What you will do:
Return the listing below exactly, with the pictures dropped.

Records to process:
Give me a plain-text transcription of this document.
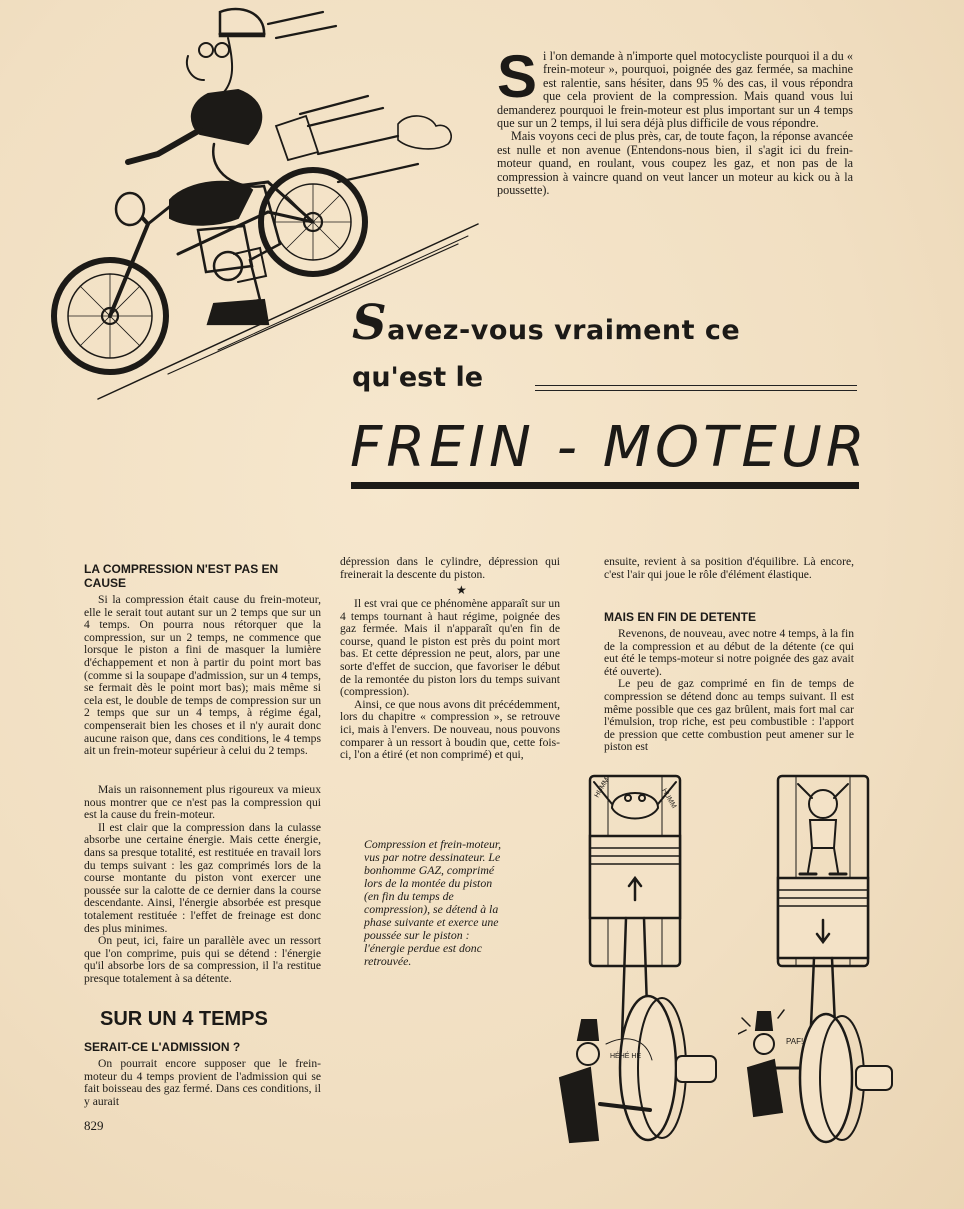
S i l'on demande à n'importe quel motocycliste pourquoi il a du « frein-moteur », pourquoi, poignée des gaz fermée, sa machine est ralentie, sans hésiter, dans 95 % des cas, il vous répondra que cela provient de la compression. Mais quand vous lui demanderez pourquoi le frein-moteur est plus important sur un 4 temps que sur un 2 temps, il lui sera déjà plus difficile de vous répondre.

Mais voyons ceci de plus près, car, de toute façon, la réponse avancée est nulle et non avenue (Entendons-nous bien, il s'agit ici du frein-moteur quand, en roulant, vous coupez les gaz, et non pas de la compression à vaincre quand on veut lancer un moteur au kick ou à la poussette).

Savez-vous vraiment ce
qu'est le
FREIN - MOTEUR
LA COMPRESSION N'EST PAS EN CAUSE

Si la compression était cause du frein-moteur, elle le serait tout autant sur un 2 temps que sur un 4 temps. On pourra nous rétorquer que la compression, sur un 2 temps, ne commence que lorsque le piston a fini de masquer la lumière d'échappement et non à partir du point mort bas (comme si la soupape d'admission, sur un 4 temps, se fermait dès le point mort bas); mais même si cela est, le double de temps de compression sur un 2 temps que sur un 4 temps, à régime égal, compenserait bien les choses et il n'y aurait donc aucune raison que, dans ces conditions, le 4 temps ait un frein-moteur supérieur à celui du 2 temps.

Mais un raisonnement plus rigoureux va mieux nous montrer que ce n'est pas la compression qui est la cause du frein-moteur.

Il est clair que la compression dans la culasse absorbe une certaine énergie. Mais cette énergie, dans sa presque totalité, est restituée en travail lors du temps suivant : les gaz comprimés lors de la course montante du piston vont exercer une poussée sur la calotte de ce dernier dans la course descendante. Ainsi, l'énergie absorbée est presque totalement restituée : l'effet de freinage est donc des plus minimes.

On peut, ici, faire un parallèle avec un ressort que l'on comprime, puis qui se détend : l'énergie qu'il absorbe lors de sa compression, il l'a restitue presque totalement à sa détente.

SUR UN 4 TEMPS
SERAIT-CE L'ADMISSION ?

On pourrait encore supposer que le frein-moteur du 4 temps provient de l'admission qui se fait boisseau des gaz fermé. Dans ces conditions, il y aurait

dépression dans le cylindre, dépression qui freinerait la descente du piston.

★

Il est vrai que ce phénomène apparaît sur un 4 temps tournant à haut régime, poignée des gaz fermée. Mais il n'apparaît qu'en fin de course, quand le piston est près du point mort bas. Et cette dépression ne peut, alors, par une sorte d'effet de succion, que favoriser le début de la remontée du piston lors du temps suivant (compression).

Ainsi, ce que nous avons dit précédemment, lors du chapitre « compression », se retrouve ici, mais à l'envers. De nouveau, nous pouvons comparer à un ressort à boudin que, cette fois-ci, l'on a étiré (et non comprimé) et qui,

ensuite, revient à sa position d'équilibre. Là encore, c'est l'air qui joue le rôle d'élément élastique.

MAIS EN FIN DE DETENTE

Revenons, de nouveau, avec notre 4 temps, à la fin de la compression et au début de la détente (ce qui eut été le temps-moteur si notre poignée des gaz avait été ouverte).

Le peu de gaz comprimé en fin de temps de compression se détend donc au temps suivant. Il est même possible que ces gaz brûlent, mais fort mal car l'émulsion, trop riche, est peu combustible : l'apport de pression que cette combustion peut amener sur le piston est

Compression et frein-moteur, vus par notre dessinateur. Le bonhomme GAZ, comprimé lors de la montée du piston (en fin du temps de compression), se détend à la phase suivante et exerce une poussée sur le piston : l'énergie perdue est donc retrouvée.

HUMM	HUMM
HÉHÉ HÉ
PAF!
829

Task response:
Give me a plain-text transcription of this document.
S i l'on demande à n'importe quel motocycliste pourquoi il a du « frein-moteur », pourquoi, poignée des gaz fermée, sa machine est ralentie, sans hésiter, dans 95 % des cas, il vous répondra que cela provient de la compression. Mais quand vous lui demanderez pourquoi le frein-moteur est plus important sur un 4 temps que sur un 2 temps, il lui sera déjà plus difficile de vous répondre.

Mais voyons ceci de plus près, car, de toute façon, la réponse avancée est nulle et non avenue (Entendons-nous bien, il s'agit ici du frein-moteur quand, en roulant, vous coupez les gaz, et non pas de la compression à vaincre quand on veut lancer un moteur au kick ou à la poussette).

Savez-vous vraiment ce
qu'est le
FREIN - MOTEUR
LA COMPRESSION N'EST PAS EN CAUSE

Si la compression était cause du frein-moteur, elle le serait tout autant sur un 2 temps que sur un 4 temps. On pourra nous rétorquer que la compression, sur un 2 temps, ne commence que lorsque le piston a fini de masquer la lumière d'échappement et non à partir du point mort bas (comme si la soupape d'admission, sur un 4 temps, se fermait dès le point mort bas); mais même si cela est, le double de temps de compression sur un 2 temps que sur un 4 temps, à régime égal, compenserait bien les choses et il n'y aurait donc aucune raison que, dans ces conditions, le 4 temps ait un frein-moteur supérieur à celui du 2 temps.

Mais un raisonnement plus rigoureux va mieux nous montrer que ce n'est pas la compression qui est la cause du frein-moteur.

Il est clair que la compression dans la culasse absorbe une certaine énergie. Mais cette énergie, dans sa presque totalité, est restituée en travail lors du temps suivant : les gaz comprimés lors de la course montante du piston vont exercer une poussée sur la calotte de ce dernier dans la course descendante. Ainsi, l'énergie absorbée est presque totalement restituée : l'effet de freinage est donc des plus minimes.

On peut, ici, faire un parallèle avec un ressort que l'on comprime, puis qui se détend : l'énergie qu'il absorbe lors de sa compression, il l'a restitue presque totalement à sa détente.

SUR UN 4 TEMPS
SERAIT-CE L'ADMISSION ?

On pourrait encore supposer que le frein-moteur du 4 temps provient de l'admission qui se fait boisseau des gaz fermé. Dans ces conditions, il y aurait

dépression dans le cylindre, dépression qui freinerait la descente du piston.

★

Il est vrai que ce phénomène apparaît sur un 4 temps tournant à haut régime, poignée des gaz fermée. Mais il n'apparaît qu'en fin de course, quand le piston est près du point mort bas. Et cette dépression ne peut, alors, par une sorte d'effet de succion, que favoriser le début de la remontée du piston lors du temps suivant (compression).

Ainsi, ce que nous avons dit précédemment, lors du chapitre « compression », se retrouve ici, mais à l'envers. De nouveau, nous pouvons comparer à un ressort à boudin que, cette fois-ci, l'on a étiré (et non comprimé) et qui,

ensuite, revient à sa position d'équilibre. Là encore, c'est l'air qui joue le rôle d'élément élastique.

MAIS EN FIN DE DETENTE

Revenons, de nouveau, avec notre 4 temps, à la fin de la compression et au début de la détente (ce qui eut été le temps-moteur si notre poignée des gaz avait été ouverte).

Le peu de gaz comprimé en fin de temps de compression se détend donc au temps suivant. Il est même possible que ces gaz brûlent, mais fort mal car l'émulsion, trop riche, est peu combustible : l'apport de pression que cette combustion peut amener sur le piston est

Compression et frein-moteur, vus par notre dessinateur. Le bonhomme GAZ, comprimé lors de la montée du piston (en fin du temps de compression), se détend à la phase suivante et exerce une poussée sur le piston : l'énergie perdue est donc retrouvée.

HUMM	HUMM
HÉHÉ HÉ
PAF!
829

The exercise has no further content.